[Opening Data for the task section]

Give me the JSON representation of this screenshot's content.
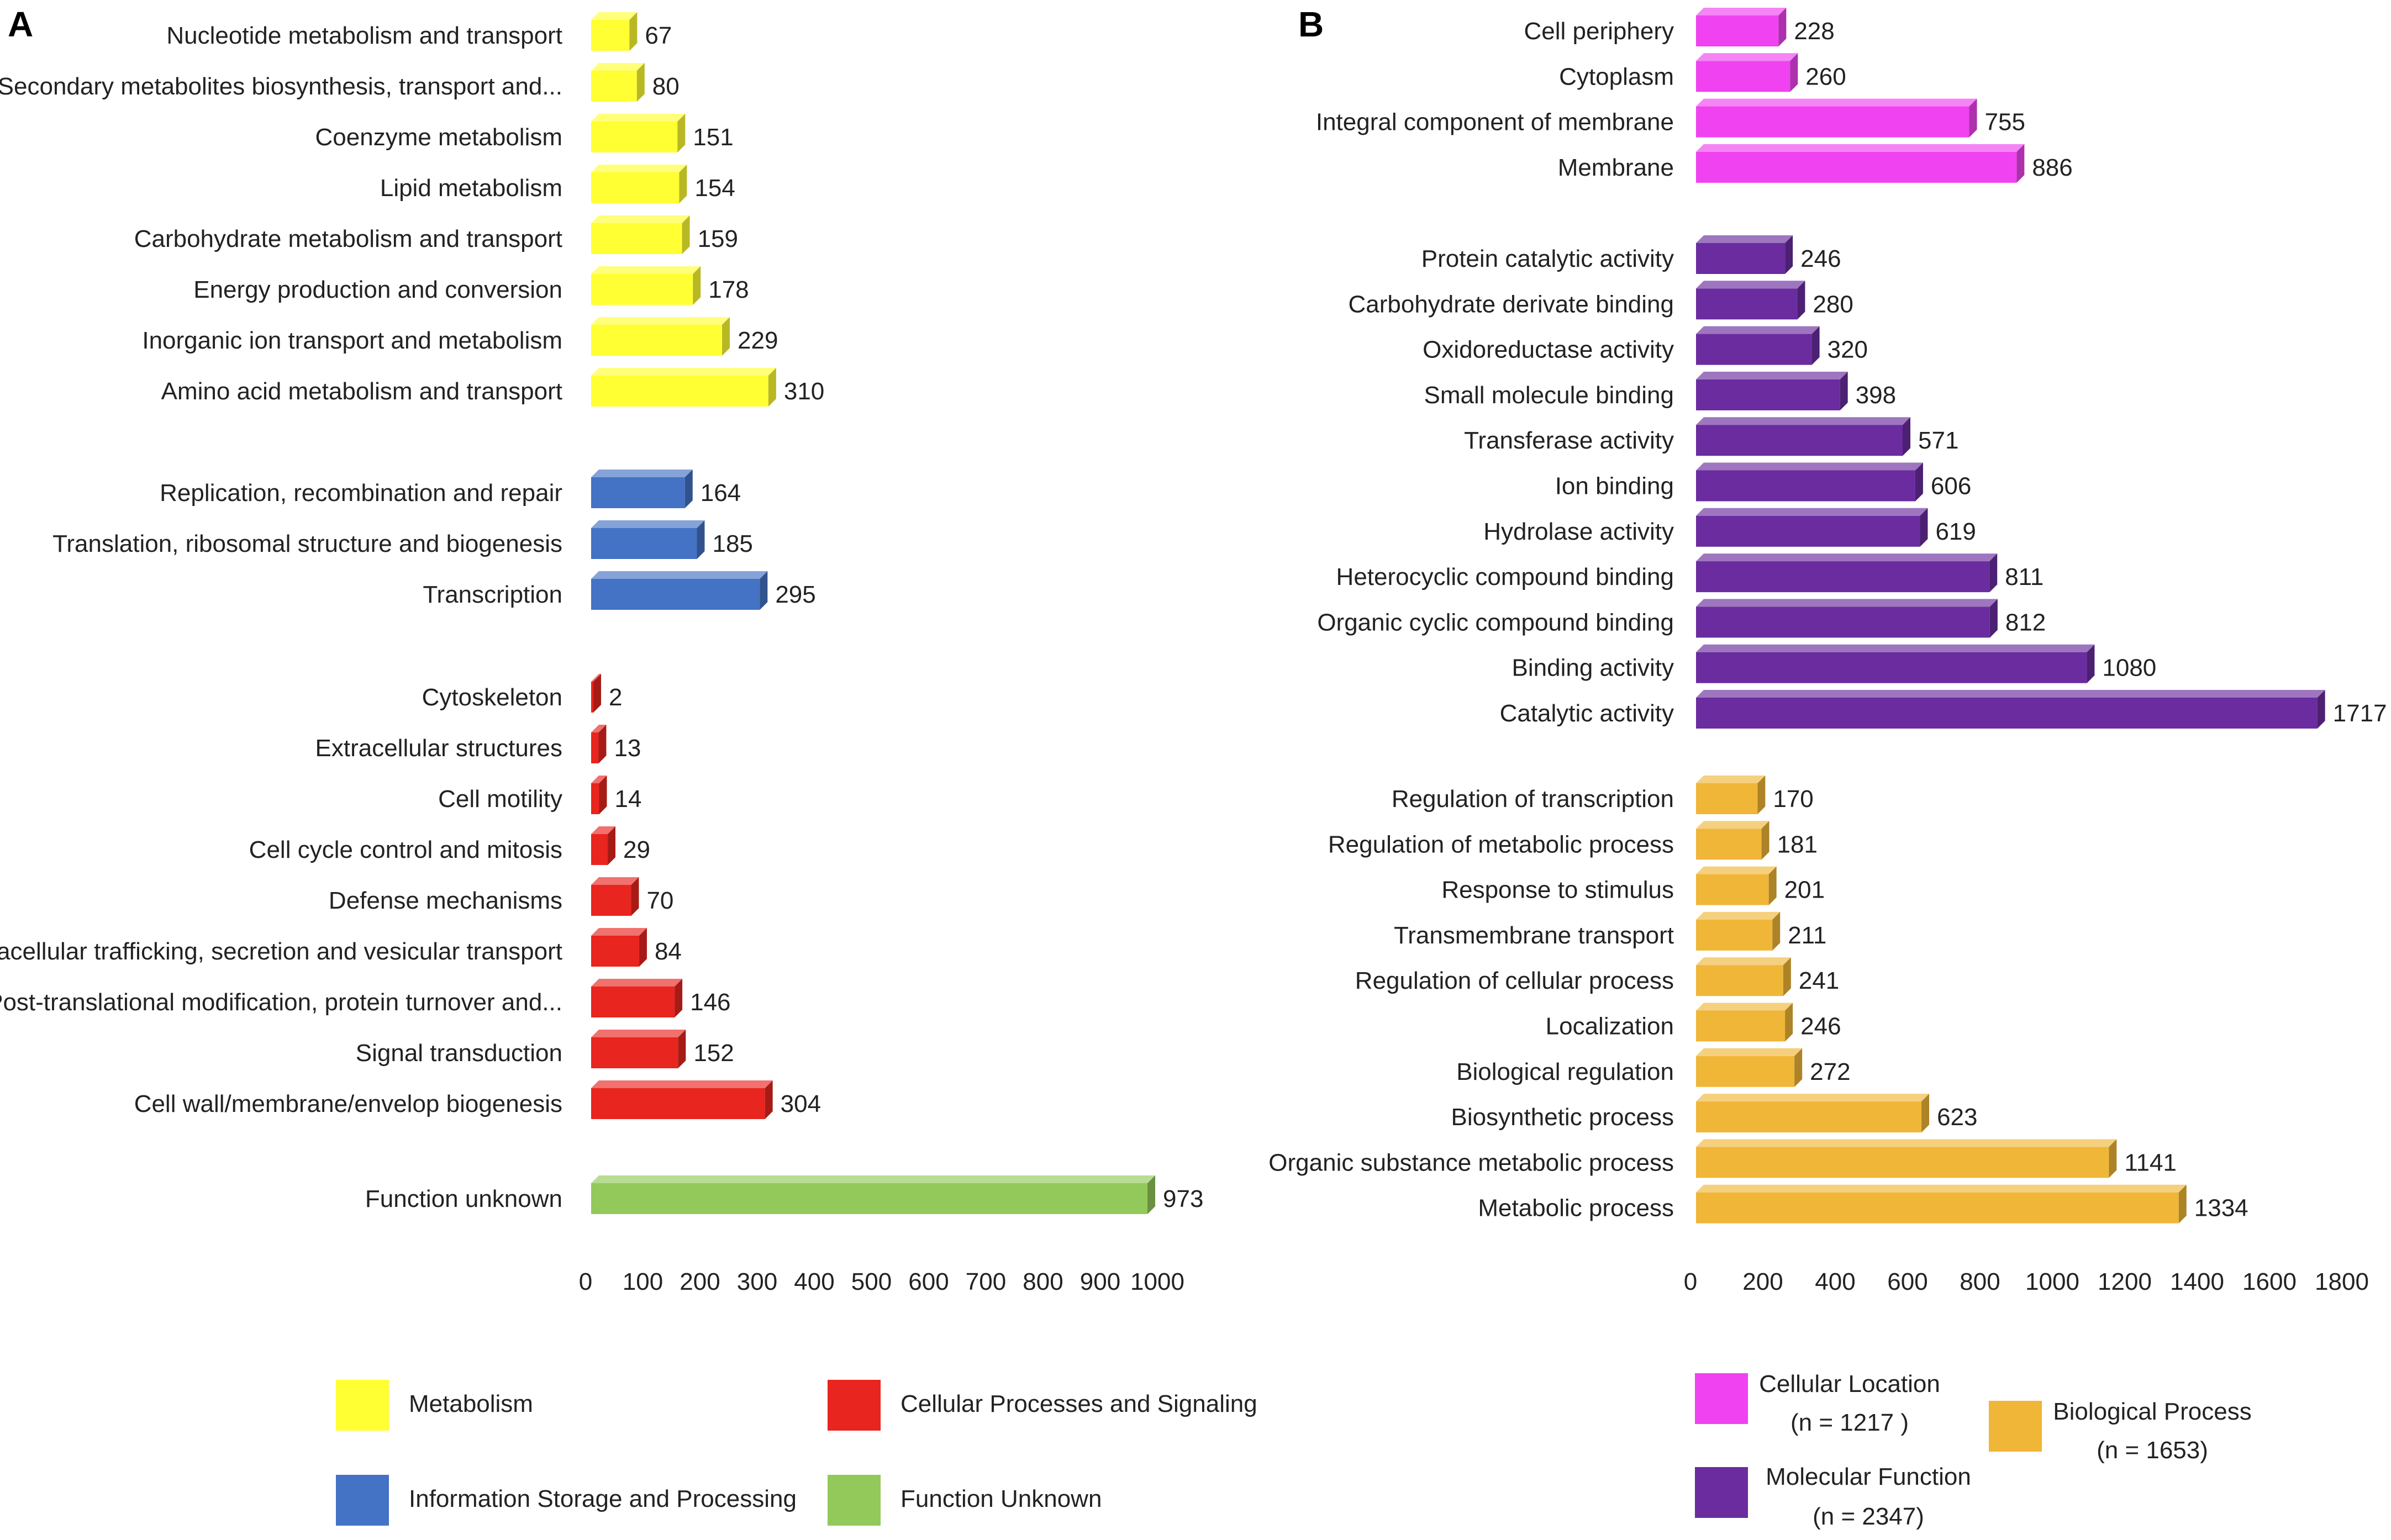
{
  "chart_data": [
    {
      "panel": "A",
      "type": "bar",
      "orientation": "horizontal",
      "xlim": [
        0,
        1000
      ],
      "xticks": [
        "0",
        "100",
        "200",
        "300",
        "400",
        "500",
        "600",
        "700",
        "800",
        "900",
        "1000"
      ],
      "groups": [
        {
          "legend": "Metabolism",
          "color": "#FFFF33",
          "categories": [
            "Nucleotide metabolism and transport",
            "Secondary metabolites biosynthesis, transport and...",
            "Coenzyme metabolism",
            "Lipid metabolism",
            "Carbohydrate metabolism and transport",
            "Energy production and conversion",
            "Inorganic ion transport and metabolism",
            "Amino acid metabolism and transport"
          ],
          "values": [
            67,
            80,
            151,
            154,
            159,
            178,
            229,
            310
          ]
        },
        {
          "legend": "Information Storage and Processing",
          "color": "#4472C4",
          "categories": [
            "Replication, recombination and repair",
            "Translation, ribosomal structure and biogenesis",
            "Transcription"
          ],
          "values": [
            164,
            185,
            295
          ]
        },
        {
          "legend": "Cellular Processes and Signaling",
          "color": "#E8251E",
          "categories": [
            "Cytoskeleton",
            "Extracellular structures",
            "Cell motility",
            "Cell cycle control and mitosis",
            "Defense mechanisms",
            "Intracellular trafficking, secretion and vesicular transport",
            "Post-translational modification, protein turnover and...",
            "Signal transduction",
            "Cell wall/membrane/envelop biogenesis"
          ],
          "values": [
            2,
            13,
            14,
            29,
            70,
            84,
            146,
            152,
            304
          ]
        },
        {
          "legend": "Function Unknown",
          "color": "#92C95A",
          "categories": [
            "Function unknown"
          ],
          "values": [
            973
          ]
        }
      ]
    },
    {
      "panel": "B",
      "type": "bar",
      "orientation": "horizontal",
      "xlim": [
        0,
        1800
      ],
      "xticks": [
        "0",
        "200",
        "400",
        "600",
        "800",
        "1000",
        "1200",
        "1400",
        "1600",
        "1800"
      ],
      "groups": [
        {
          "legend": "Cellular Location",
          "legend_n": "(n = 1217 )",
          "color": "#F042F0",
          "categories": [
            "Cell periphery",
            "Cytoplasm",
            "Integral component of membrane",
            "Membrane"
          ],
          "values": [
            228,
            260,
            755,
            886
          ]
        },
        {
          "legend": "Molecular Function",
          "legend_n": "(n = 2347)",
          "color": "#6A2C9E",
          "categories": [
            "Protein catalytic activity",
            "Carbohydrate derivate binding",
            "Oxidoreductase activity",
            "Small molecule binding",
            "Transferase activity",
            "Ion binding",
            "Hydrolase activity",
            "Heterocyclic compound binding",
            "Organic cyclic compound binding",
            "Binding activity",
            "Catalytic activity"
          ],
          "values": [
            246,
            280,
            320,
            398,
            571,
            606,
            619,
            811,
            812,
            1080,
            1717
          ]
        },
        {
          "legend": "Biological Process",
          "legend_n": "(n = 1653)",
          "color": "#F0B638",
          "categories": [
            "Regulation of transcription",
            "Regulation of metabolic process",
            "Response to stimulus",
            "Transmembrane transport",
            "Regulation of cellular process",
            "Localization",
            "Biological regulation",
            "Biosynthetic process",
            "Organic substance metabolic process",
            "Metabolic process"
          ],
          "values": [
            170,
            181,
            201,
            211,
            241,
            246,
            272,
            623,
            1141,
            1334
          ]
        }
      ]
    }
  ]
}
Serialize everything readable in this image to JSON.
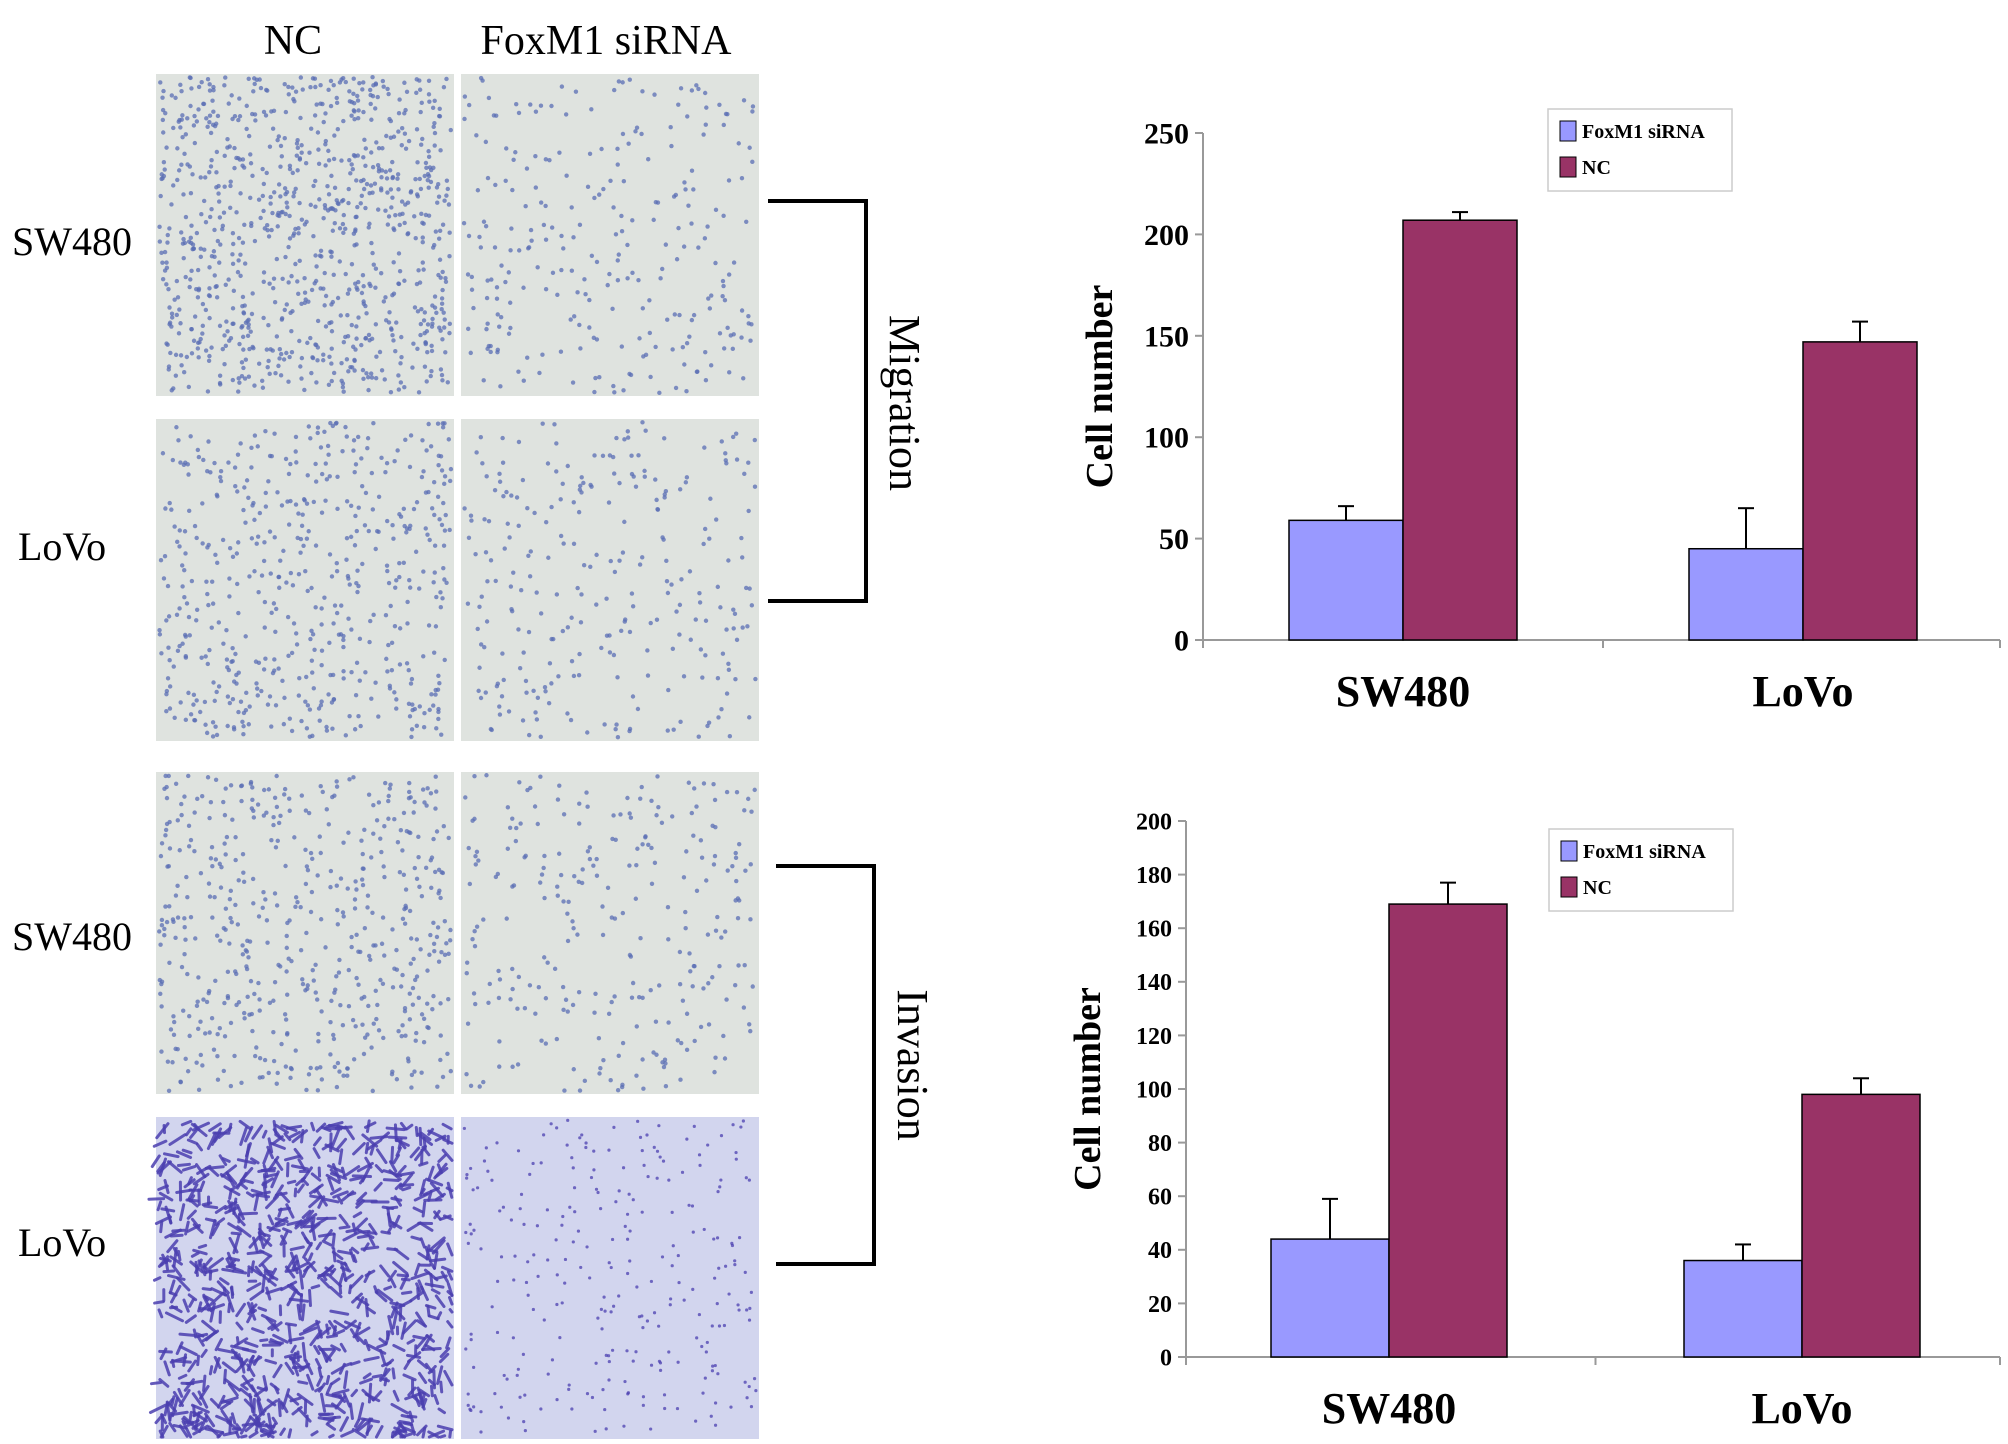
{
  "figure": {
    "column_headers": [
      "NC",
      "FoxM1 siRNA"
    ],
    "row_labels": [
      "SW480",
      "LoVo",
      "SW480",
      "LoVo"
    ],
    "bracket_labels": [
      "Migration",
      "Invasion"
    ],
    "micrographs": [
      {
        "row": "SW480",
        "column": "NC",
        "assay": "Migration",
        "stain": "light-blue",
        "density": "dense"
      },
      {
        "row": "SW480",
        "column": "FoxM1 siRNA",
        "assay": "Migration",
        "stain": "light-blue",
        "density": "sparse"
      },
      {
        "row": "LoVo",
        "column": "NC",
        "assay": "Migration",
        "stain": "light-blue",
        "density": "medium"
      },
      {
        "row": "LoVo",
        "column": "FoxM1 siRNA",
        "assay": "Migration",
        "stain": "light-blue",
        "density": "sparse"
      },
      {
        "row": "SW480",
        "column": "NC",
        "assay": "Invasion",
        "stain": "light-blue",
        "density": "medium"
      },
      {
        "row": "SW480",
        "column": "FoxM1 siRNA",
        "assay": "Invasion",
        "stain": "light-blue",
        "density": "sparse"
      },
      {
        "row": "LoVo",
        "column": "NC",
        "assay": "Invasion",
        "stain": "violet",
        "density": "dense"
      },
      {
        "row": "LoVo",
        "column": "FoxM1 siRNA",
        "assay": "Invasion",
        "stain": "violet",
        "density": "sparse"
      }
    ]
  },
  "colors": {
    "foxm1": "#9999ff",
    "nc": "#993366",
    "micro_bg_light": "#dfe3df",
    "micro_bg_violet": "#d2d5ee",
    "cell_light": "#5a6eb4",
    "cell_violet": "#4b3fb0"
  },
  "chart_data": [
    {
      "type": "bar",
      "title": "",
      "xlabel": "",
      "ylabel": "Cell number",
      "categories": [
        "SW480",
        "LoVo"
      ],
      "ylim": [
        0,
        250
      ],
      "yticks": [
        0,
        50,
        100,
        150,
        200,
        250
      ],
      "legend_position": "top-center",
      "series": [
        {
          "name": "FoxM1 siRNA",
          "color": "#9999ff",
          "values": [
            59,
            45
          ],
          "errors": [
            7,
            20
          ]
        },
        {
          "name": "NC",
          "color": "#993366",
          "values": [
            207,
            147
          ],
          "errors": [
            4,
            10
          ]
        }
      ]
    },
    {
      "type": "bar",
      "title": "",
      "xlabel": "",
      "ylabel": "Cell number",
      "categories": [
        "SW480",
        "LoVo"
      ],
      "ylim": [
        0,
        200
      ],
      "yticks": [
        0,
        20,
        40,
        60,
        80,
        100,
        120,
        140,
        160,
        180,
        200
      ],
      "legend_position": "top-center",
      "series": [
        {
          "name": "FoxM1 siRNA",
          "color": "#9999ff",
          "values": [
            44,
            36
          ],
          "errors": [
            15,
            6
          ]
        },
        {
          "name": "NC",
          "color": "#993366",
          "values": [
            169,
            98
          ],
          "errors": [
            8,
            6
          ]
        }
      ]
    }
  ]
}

[Closing Data for the task section]

**Brief:** Look over the records above and copy each line that includes the string "compound".

**Response area:**
            "Heterocyclic compound binding",
            "Organic cyclic compound binding",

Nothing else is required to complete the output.